■ Given instruction
Copy all the material below, exactly as it stands.

■ Records for this task
---

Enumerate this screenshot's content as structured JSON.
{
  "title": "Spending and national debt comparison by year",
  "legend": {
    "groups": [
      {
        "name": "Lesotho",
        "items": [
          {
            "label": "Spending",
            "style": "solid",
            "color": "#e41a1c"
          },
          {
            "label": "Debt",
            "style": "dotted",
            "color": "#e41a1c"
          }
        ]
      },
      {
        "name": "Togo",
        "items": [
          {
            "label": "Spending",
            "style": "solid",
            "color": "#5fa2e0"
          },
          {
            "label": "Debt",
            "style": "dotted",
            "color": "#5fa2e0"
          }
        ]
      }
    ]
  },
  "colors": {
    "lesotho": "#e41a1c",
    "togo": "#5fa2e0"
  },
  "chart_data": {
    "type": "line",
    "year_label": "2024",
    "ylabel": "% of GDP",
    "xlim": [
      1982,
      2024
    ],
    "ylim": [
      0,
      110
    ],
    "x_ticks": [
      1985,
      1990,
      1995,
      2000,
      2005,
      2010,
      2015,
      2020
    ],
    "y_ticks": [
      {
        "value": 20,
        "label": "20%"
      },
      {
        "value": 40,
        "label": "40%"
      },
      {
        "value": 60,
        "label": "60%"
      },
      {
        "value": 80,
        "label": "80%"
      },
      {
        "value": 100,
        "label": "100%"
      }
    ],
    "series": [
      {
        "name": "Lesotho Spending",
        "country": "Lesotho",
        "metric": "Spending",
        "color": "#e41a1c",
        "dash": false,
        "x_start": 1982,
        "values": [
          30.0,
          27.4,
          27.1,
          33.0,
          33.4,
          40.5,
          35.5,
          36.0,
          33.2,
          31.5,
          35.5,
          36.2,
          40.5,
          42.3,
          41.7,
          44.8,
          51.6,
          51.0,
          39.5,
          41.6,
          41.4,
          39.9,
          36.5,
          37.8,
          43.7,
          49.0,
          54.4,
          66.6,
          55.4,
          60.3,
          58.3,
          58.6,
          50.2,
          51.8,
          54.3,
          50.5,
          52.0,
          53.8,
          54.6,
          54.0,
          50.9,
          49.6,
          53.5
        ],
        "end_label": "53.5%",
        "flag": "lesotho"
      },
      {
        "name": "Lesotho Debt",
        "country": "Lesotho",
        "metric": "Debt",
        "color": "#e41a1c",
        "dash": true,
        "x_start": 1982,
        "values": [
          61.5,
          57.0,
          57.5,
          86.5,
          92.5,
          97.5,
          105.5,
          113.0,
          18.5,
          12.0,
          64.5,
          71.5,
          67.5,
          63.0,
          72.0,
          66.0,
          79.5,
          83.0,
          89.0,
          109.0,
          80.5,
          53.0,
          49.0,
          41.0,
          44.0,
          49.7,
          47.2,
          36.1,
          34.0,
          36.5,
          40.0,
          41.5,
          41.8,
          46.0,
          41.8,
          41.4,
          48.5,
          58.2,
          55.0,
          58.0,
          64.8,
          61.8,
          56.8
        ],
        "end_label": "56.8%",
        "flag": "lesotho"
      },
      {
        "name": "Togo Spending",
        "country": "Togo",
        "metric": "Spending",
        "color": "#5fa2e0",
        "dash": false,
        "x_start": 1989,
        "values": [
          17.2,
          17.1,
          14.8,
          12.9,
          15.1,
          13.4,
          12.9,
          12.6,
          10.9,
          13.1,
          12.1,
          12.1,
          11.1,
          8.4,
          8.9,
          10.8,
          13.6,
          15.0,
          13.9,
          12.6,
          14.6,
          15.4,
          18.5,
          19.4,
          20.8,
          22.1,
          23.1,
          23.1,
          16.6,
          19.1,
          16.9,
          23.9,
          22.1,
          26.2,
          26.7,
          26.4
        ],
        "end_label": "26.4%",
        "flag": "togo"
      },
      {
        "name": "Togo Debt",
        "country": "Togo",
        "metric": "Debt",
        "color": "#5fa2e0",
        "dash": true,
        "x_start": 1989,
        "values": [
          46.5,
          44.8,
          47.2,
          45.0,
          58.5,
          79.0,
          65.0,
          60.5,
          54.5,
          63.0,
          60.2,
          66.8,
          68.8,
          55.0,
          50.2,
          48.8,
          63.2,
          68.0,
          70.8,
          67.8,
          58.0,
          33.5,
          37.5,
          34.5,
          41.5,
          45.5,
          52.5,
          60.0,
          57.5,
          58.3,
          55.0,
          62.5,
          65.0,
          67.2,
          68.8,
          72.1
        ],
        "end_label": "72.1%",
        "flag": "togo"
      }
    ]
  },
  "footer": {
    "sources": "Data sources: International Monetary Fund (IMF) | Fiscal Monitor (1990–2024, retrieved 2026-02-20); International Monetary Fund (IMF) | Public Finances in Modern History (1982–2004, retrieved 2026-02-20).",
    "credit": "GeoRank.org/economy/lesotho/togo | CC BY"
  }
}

---

■ Task response
Enumerate this screenshot's content as structured JSON.
{
  "title": "Spending and national debt comparison by year",
  "legend": {
    "groups": [
      {
        "name": "Lesotho",
        "items": [
          {
            "label": "Spending",
            "style": "solid",
            "color": "#e41a1c"
          },
          {
            "label": "Debt",
            "style": "dotted",
            "color": "#e41a1c"
          }
        ]
      },
      {
        "name": "Togo",
        "items": [
          {
            "label": "Spending",
            "style": "solid",
            "color": "#5fa2e0"
          },
          {
            "label": "Debt",
            "style": "dotted",
            "color": "#5fa2e0"
          }
        ]
      }
    ]
  },
  "colors": {
    "lesotho": "#e41a1c",
    "togo": "#5fa2e0"
  },
  "chart_data": {
    "type": "line",
    "year_label": "2024",
    "ylabel": "% of GDP",
    "xlim": [
      1982,
      2024
    ],
    "ylim": [
      0,
      110
    ],
    "x_ticks": [
      1985,
      1990,
      1995,
      2000,
      2005,
      2010,
      2015,
      2020
    ],
    "y_ticks": [
      {
        "value": 20,
        "label": "20%"
      },
      {
        "value": 40,
        "label": "40%"
      },
      {
        "value": 60,
        "label": "60%"
      },
      {
        "value": 80,
        "label": "80%"
      },
      {
        "value": 100,
        "label": "100%"
      }
    ],
    "series": [
      {
        "name": "Lesotho Spending",
        "country": "Lesotho",
        "metric": "Spending",
        "color": "#e41a1c",
        "dash": false,
        "x_start": 1982,
        "values": [
          30.0,
          27.4,
          27.1,
          33.0,
          33.4,
          40.5,
          35.5,
          36.0,
          33.2,
          31.5,
          35.5,
          36.2,
          40.5,
          42.3,
          41.7,
          44.8,
          51.6,
          51.0,
          39.5,
          41.6,
          41.4,
          39.9,
          36.5,
          37.8,
          43.7,
          49.0,
          54.4,
          66.6,
          55.4,
          60.3,
          58.3,
          58.6,
          50.2,
          51.8,
          54.3,
          50.5,
          52.0,
          53.8,
          54.6,
          54.0,
          50.9,
          49.6,
          53.5
        ],
        "end_label": "53.5%",
        "flag": "lesotho"
      },
      {
        "name": "Lesotho Debt",
        "country": "Lesotho",
        "metric": "Debt",
        "color": "#e41a1c",
        "dash": true,
        "x_start": 1982,
        "values": [
          61.5,
          57.0,
          57.5,
          86.5,
          92.5,
          97.5,
          105.5,
          113.0,
          18.5,
          12.0,
          64.5,
          71.5,
          67.5,
          63.0,
          72.0,
          66.0,
          79.5,
          83.0,
          89.0,
          109.0,
          80.5,
          53.0,
          49.0,
          41.0,
          44.0,
          49.7,
          47.2,
          36.1,
          34.0,
          36.5,
          40.0,
          41.5,
          41.8,
          46.0,
          41.8,
          41.4,
          48.5,
          58.2,
          55.0,
          58.0,
          64.8,
          61.8,
          56.8
        ],
        "end_label": "56.8%",
        "flag": "lesotho"
      },
      {
        "name": "Togo Spending",
        "country": "Togo",
        "metric": "Spending",
        "color": "#5fa2e0",
        "dash": false,
        "x_start": 1989,
        "values": [
          17.2,
          17.1,
          14.8,
          12.9,
          15.1,
          13.4,
          12.9,
          12.6,
          10.9,
          13.1,
          12.1,
          12.1,
          11.1,
          8.4,
          8.9,
          10.8,
          13.6,
          15.0,
          13.9,
          12.6,
          14.6,
          15.4,
          18.5,
          19.4,
          20.8,
          22.1,
          23.1,
          23.1,
          16.6,
          19.1,
          16.9,
          23.9,
          22.1,
          26.2,
          26.7,
          26.4
        ],
        "end_label": "26.4%",
        "flag": "togo"
      },
      {
        "name": "Togo Debt",
        "country": "Togo",
        "metric": "Debt",
        "color": "#5fa2e0",
        "dash": true,
        "x_start": 1989,
        "values": [
          46.5,
          44.8,
          47.2,
          45.0,
          58.5,
          79.0,
          65.0,
          60.5,
          54.5,
          63.0,
          60.2,
          66.8,
          68.8,
          55.0,
          50.2,
          48.8,
          63.2,
          68.0,
          70.8,
          67.8,
          58.0,
          33.5,
          37.5,
          34.5,
          41.5,
          45.5,
          52.5,
          60.0,
          57.5,
          58.3,
          55.0,
          62.5,
          65.0,
          67.2,
          68.8,
          72.1
        ],
        "end_label": "72.1%",
        "flag": "togo"
      }
    ]
  },
  "footer": {
    "sources": "Data sources: International Monetary Fund (IMF) | Fiscal Monitor (1990–2024, retrieved 2026-02-20); International Monetary Fund (IMF) | Public Finances in Modern History (1982–2004, retrieved 2026-02-20).",
    "credit": "GeoRank.org/economy/lesotho/togo | CC BY"
  }
}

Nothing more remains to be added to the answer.